= Trecho do texto =
E UMA ATRIZ CONFESSA...



by RENATA CAVALCANTE 



Foto de Elizandro Souza

É, eu esperei mais do que os três sinais que não terminavam nunca com aquele soluço que não findava nunca, passar todo o suspense, o drama por trás do drama, o flash de tudo se passando, a ressaca de tudo – dela – e a ficha cair.... e enfim, depois de esperar isso tudo, nada caiu nem as palavras parecem se encontrar direito no meu pensamento, mas o instinto pede que meus dedos se movimentem e cá estou.

Foto de Rafael Fernandes

Confesso em primeiro lugar que não me reconheço nem nas fotos – vide acima – nem com a imagem em movimento, muito menos nas palavras que recebi, nas reações que decifrei nos rostos que se aproximaram de mim.  Ao mesmo tempo que sei que falam de mim, parece não ser de mim que estão falando... é estranho... porque se sonha em ter reconhecimento e quando ele vem é tão surreal, tão intimidador e tão intrigante.... parece uma teia que te envolve e quer te sufocar  – seja no bom ou no mau sentido....

= Enunciado 1 =
No relato da atriz, por que ela acha estranho ouvir falarem dela? Responda em uma a três frases.
= Enunciado 2 =
Responda com base no relato da atriz:
(a) A quem é atribuída a autoria do relato?
(b) O que o instinto pede, segundo a autora?
(c) Em que ela confessa não se reconhecer?
= Enunciado 3 =
Reproduza o trecho do relato da atriz entre "Foto de Rafael" e "no mau sentido....", inclusive.
A listagem não é necessária para nenhuma das tarefas.

= Extrato de dados =
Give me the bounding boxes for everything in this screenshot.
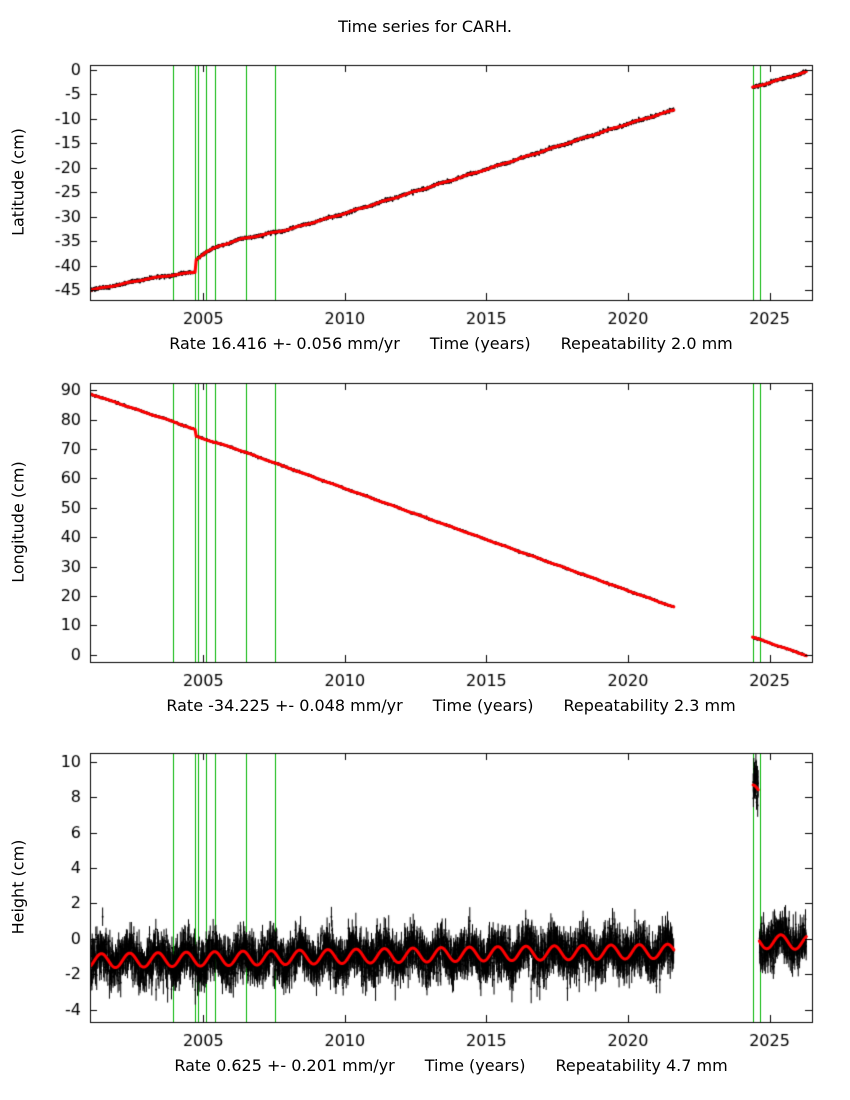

= Resolução 1 =
Ela acha estranho porque se sonha em ter reconhecimento e, quando ele vem, é tão surreal, tão intimidador e tão intrigante. Por isso, mesmo sabendo que falam dela, parece não ser dela que estão falando.

= Resolução 2 =
(a) A Renata Cavalcante.
(b) Que os dedos dela se movimentem.
(c) Nas fotos, na imagem em movimento e, muito menos, nas palavras que recebeu e nas reações que decifrou nos rostos que se aproximaram dela.

= Resolução 3 =
Foto de Rafael Fernandes

Confesso em primeiro lugar que não me reconheço nem nas fotos – vide acima – nem com a imagem em movimento, muito menos nas palavras que recebi, nas reações que decifrei nos rostos que se aproximaram de mim.  Ao mesmo tempo que sei que falam de mim, parece não ser de mim que estão falando... é estranho... porque se sonha em ter reconhecimento e quando ele vem é tão surreal, tão intimidador e tão intrigante.... parece uma teia que te envolve e quer te sufocar  – seja no bom ou no mau sentido....